• **Material supplied**:

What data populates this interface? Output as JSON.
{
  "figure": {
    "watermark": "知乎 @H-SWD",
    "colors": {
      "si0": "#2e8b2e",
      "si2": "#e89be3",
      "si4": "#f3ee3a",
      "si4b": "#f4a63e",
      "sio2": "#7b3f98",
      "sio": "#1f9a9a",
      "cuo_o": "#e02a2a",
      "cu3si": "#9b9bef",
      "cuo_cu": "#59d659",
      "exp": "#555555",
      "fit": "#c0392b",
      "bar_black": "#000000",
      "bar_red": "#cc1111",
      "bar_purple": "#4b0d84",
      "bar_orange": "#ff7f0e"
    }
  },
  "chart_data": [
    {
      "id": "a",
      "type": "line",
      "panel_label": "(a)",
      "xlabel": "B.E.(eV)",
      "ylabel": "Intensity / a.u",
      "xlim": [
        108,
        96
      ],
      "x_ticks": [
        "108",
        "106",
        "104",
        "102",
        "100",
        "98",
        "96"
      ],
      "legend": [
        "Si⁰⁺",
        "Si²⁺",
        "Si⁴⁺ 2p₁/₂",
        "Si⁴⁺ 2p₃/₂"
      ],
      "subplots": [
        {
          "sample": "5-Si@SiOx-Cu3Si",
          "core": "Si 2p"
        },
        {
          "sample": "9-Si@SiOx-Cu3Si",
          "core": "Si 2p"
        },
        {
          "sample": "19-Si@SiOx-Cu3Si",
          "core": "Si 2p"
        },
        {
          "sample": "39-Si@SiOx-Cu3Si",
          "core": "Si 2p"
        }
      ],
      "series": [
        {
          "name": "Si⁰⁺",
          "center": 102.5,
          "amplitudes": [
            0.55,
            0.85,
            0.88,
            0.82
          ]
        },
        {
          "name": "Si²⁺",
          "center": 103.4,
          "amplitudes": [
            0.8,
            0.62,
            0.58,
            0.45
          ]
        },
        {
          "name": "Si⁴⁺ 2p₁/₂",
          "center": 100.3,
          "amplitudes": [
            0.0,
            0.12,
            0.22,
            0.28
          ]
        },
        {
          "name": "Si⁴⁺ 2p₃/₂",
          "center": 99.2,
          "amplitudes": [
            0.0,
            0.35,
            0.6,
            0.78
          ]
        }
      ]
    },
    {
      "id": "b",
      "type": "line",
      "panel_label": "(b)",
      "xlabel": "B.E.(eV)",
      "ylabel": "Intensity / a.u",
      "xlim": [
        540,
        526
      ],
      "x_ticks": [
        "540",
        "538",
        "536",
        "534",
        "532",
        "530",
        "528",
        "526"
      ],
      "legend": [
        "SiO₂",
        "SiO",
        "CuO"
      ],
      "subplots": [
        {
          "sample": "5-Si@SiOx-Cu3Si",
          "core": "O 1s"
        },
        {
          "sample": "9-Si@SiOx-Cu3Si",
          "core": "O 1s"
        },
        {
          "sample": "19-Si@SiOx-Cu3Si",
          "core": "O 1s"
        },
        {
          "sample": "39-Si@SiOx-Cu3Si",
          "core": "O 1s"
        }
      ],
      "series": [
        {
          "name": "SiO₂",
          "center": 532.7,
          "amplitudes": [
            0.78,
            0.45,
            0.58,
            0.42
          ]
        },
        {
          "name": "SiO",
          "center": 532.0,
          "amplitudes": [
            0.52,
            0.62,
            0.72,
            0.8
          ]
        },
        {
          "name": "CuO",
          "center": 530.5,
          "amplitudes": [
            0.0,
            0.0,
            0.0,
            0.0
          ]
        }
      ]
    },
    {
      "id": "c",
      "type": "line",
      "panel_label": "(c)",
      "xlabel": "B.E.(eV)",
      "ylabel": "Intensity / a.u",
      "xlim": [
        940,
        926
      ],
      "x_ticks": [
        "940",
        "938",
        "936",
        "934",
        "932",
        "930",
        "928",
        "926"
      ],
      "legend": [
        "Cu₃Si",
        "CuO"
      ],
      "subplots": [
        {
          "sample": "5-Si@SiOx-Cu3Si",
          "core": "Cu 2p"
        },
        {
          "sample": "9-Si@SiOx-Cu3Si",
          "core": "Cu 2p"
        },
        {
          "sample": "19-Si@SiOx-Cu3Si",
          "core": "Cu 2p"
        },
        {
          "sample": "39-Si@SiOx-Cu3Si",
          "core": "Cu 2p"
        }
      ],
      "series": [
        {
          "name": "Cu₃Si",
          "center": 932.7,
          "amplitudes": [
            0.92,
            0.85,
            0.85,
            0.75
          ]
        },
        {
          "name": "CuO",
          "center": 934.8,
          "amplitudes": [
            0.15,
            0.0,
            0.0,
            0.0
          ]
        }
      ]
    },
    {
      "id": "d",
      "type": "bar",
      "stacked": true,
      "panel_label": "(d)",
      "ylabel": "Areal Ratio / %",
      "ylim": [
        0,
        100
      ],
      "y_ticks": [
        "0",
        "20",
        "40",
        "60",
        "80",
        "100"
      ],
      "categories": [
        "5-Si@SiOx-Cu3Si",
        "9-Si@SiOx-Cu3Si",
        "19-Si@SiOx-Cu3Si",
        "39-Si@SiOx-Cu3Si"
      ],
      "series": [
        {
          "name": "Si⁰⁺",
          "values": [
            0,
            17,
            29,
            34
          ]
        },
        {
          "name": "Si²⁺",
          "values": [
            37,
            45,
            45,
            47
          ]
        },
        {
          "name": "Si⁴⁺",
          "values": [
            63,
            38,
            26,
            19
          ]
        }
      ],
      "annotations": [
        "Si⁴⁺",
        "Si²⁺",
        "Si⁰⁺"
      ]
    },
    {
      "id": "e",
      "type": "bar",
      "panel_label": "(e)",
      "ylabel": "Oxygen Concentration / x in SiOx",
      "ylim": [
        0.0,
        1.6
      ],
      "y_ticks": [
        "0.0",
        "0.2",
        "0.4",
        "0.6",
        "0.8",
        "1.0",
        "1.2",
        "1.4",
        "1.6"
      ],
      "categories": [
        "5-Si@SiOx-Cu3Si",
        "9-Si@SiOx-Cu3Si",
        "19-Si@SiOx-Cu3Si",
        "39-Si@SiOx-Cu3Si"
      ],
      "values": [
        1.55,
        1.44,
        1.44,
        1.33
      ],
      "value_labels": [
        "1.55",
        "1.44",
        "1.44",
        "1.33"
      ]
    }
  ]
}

• **Problem to work on**: Repeat each of the entries above precisely as given.

• **Finished exercise**:
What data populates this interface? Output as JSON.
{
  "figure": {
    "watermark": "知乎 @H-SWD",
    "colors": {
      "si0": "#2e8b2e",
      "si2": "#e89be3",
      "si4": "#f3ee3a",
      "si4b": "#f4a63e",
      "sio2": "#7b3f98",
      "sio": "#1f9a9a",
      "cuo_o": "#e02a2a",
      "cu3si": "#9b9bef",
      "cuo_cu": "#59d659",
      "exp": "#555555",
      "fit": "#c0392b",
      "bar_black": "#000000",
      "bar_red": "#cc1111",
      "bar_purple": "#4b0d84",
      "bar_orange": "#ff7f0e"
    }
  },
  "chart_data": [
    {
      "id": "a",
      "type": "line",
      "panel_label": "(a)",
      "xlabel": "B.E.(eV)",
      "ylabel": "Intensity / a.u",
      "xlim": [
        108,
        96
      ],
      "x_ticks": [
        "108",
        "106",
        "104",
        "102",
        "100",
        "98",
        "96"
      ],
      "legend": [
        "Si⁰⁺",
        "Si²⁺",
        "Si⁴⁺ 2p₁/₂",
        "Si⁴⁺ 2p₃/₂"
      ],
      "subplots": [
        {
          "sample": "5-Si@SiOx-Cu3Si",
          "core": "Si 2p"
        },
        {
          "sample": "9-Si@SiOx-Cu3Si",
          "core": "Si 2p"
        },
        {
          "sample": "19-Si@SiOx-Cu3Si",
          "core": "Si 2p"
        },
        {
          "sample": "39-Si@SiOx-Cu3Si",
          "core": "Si 2p"
        }
      ],
      "series": [
        {
          "name": "Si⁰⁺",
          "center": 102.5,
          "amplitudes": [
            0.55,
            0.85,
            0.88,
            0.82
          ]
        },
        {
          "name": "Si²⁺",
          "center": 103.4,
          "amplitudes": [
            0.8,
            0.62,
            0.58,
            0.45
          ]
        },
        {
          "name": "Si⁴⁺ 2p₁/₂",
          "center": 100.3,
          "amplitudes": [
            0.0,
            0.12,
            0.22,
            0.28
          ]
        },
        {
          "name": "Si⁴⁺ 2p₃/₂",
          "center": 99.2,
          "amplitudes": [
            0.0,
            0.35,
            0.6,
            0.78
          ]
        }
      ]
    },
    {
      "id": "b",
      "type": "line",
      "panel_label": "(b)",
      "xlabel": "B.E.(eV)",
      "ylabel": "Intensity / a.u",
      "xlim": [
        540,
        526
      ],
      "x_ticks": [
        "540",
        "538",
        "536",
        "534",
        "532",
        "530",
        "528",
        "526"
      ],
      "legend": [
        "SiO₂",
        "SiO",
        "CuO"
      ],
      "subplots": [
        {
          "sample": "5-Si@SiOx-Cu3Si",
          "core": "O 1s"
        },
        {
          "sample": "9-Si@SiOx-Cu3Si",
          "core": "O 1s"
        },
        {
          "sample": "19-Si@SiOx-Cu3Si",
          "core": "O 1s"
        },
        {
          "sample": "39-Si@SiOx-Cu3Si",
          "core": "O 1s"
        }
      ],
      "series": [
        {
          "name": "SiO₂",
          "center": 532.7,
          "amplitudes": [
            0.78,
            0.45,
            0.58,
            0.42
          ]
        },
        {
          "name": "SiO",
          "center": 532.0,
          "amplitudes": [
            0.52,
            0.62,
            0.72,
            0.8
          ]
        },
        {
          "name": "CuO",
          "center": 530.5,
          "amplitudes": [
            0.0,
            0.0,
            0.0,
            0.0
          ]
        }
      ]
    },
    {
      "id": "c",
      "type": "line",
      "panel_label": "(c)",
      "xlabel": "B.E.(eV)",
      "ylabel": "Intensity / a.u",
      "xlim": [
        940,
        926
      ],
      "x_ticks": [
        "940",
        "938",
        "936",
        "934",
        "932",
        "930",
        "928",
        "926"
      ],
      "legend": [
        "Cu₃Si",
        "CuO"
      ],
      "subplots": [
        {
          "sample": "5-Si@SiOx-Cu3Si",
          "core": "Cu 2p"
        },
        {
          "sample": "9-Si@SiOx-Cu3Si",
          "core": "Cu 2p"
        },
        {
          "sample": "19-Si@SiOx-Cu3Si",
          "core": "Cu 2p"
        },
        {
          "sample": "39-Si@SiOx-Cu3Si",
          "core": "Cu 2p"
        }
      ],
      "series": [
        {
          "name": "Cu₃Si",
          "center": 932.7,
          "amplitudes": [
            0.92,
            0.85,
            0.85,
            0.75
          ]
        },
        {
          "name": "CuO",
          "center": 934.8,
          "amplitudes": [
            0.15,
            0.0,
            0.0,
            0.0
          ]
        }
      ]
    },
    {
      "id": "d",
      "type": "bar",
      "stacked": true,
      "panel_label": "(d)",
      "ylabel": "Areal Ratio / %",
      "ylim": [
        0,
        100
      ],
      "y_ticks": [
        "0",
        "20",
        "40",
        "60",
        "80",
        "100"
      ],
      "categories": [
        "5-Si@SiOx-Cu3Si",
        "9-Si@SiOx-Cu3Si",
        "19-Si@SiOx-Cu3Si",
        "39-Si@SiOx-Cu3Si"
      ],
      "series": [
        {
          "name": "Si⁰⁺",
          "values": [
            0,
            17,
            29,
            34
          ]
        },
        {
          "name": "Si²⁺",
          "values": [
            37,
            45,
            45,
            47
          ]
        },
        {
          "name": "Si⁴⁺",
          "values": [
            63,
            38,
            26,
            19
          ]
        }
      ],
      "annotations": [
        "Si⁴⁺",
        "Si²⁺",
        "Si⁰⁺"
      ]
    },
    {
      "id": "e",
      "type": "bar",
      "panel_label": "(e)",
      "ylabel": "Oxygen Concentration / x in SiOx",
      "ylim": [
        0.0,
        1.6
      ],
      "y_ticks": [
        "0.0",
        "0.2",
        "0.4",
        "0.6",
        "0.8",
        "1.0",
        "1.2",
        "1.4",
        "1.6"
      ],
      "categories": [
        "5-Si@SiOx-Cu3Si",
        "9-Si@SiOx-Cu3Si",
        "19-Si@SiOx-Cu3Si",
        "39-Si@SiOx-Cu3Si"
      ],
      "values": [
        1.55,
        1.44,
        1.44,
        1.33
      ],
      "value_labels": [
        "1.55",
        "1.44",
        "1.44",
        "1.33"
      ]
    }
  ]
}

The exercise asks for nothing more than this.